» **Set task**: Using the records below, locate all lines containing "when" and return them.

» **Recorded data**:
* begin *

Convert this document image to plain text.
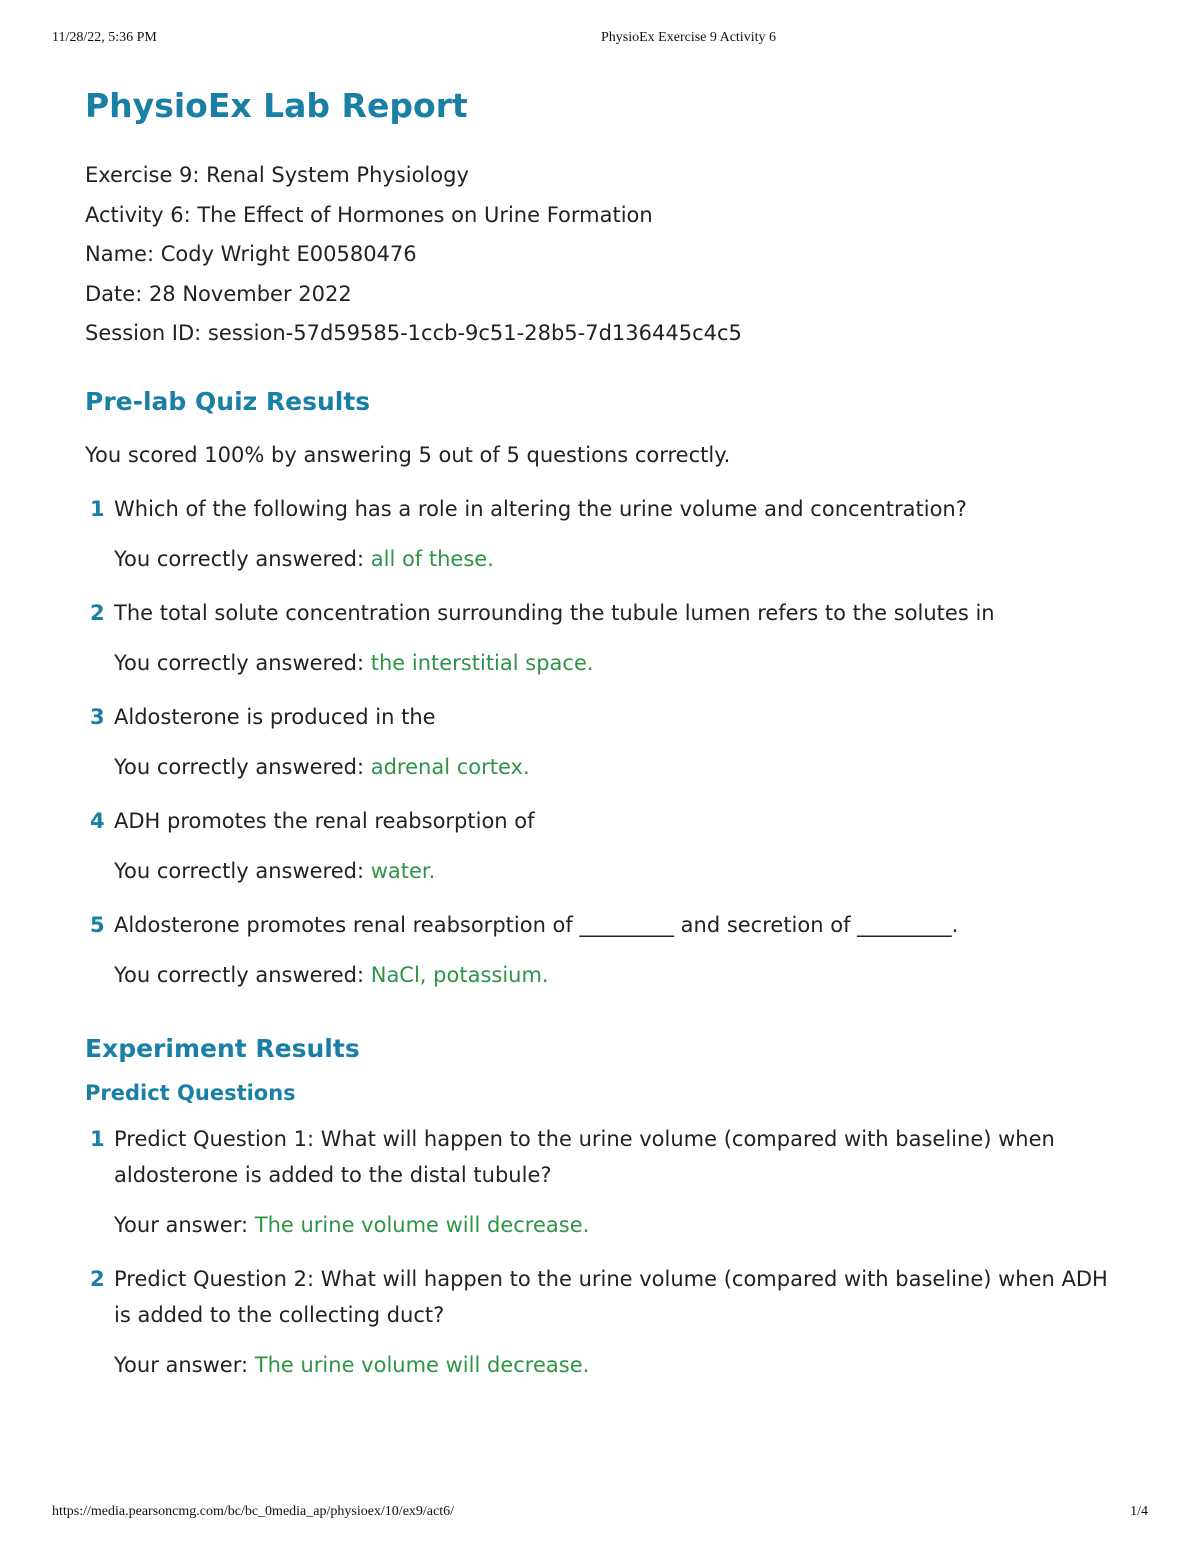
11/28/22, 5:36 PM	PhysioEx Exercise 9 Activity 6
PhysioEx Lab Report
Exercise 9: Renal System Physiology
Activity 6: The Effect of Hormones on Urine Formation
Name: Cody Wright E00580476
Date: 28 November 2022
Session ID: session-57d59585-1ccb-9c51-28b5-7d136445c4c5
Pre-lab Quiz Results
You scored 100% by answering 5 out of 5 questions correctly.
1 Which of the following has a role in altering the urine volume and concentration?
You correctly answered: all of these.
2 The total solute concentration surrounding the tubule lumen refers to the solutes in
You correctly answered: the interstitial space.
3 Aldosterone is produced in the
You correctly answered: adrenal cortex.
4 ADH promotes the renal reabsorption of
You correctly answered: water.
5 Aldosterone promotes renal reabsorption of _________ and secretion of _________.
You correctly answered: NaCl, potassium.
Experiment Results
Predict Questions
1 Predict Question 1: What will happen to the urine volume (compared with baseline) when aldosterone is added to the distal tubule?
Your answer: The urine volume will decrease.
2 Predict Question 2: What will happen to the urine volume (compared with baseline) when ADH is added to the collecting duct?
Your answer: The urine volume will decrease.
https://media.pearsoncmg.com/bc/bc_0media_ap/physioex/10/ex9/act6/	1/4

* end *
* begin *

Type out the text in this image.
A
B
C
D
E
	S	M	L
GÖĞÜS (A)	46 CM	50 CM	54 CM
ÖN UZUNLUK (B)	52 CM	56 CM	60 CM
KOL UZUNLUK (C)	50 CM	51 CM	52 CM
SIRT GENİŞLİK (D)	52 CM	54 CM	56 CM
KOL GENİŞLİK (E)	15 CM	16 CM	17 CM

* end *

» **Output below**:
1 Predict Question 1: What will happen to the urine volume (compared with baseline) when aldosterone is added to the distal tubule?
2 Predict Question 2: What will happen to the urine volume (compared with baseline) when ADH is added to the collecting duct?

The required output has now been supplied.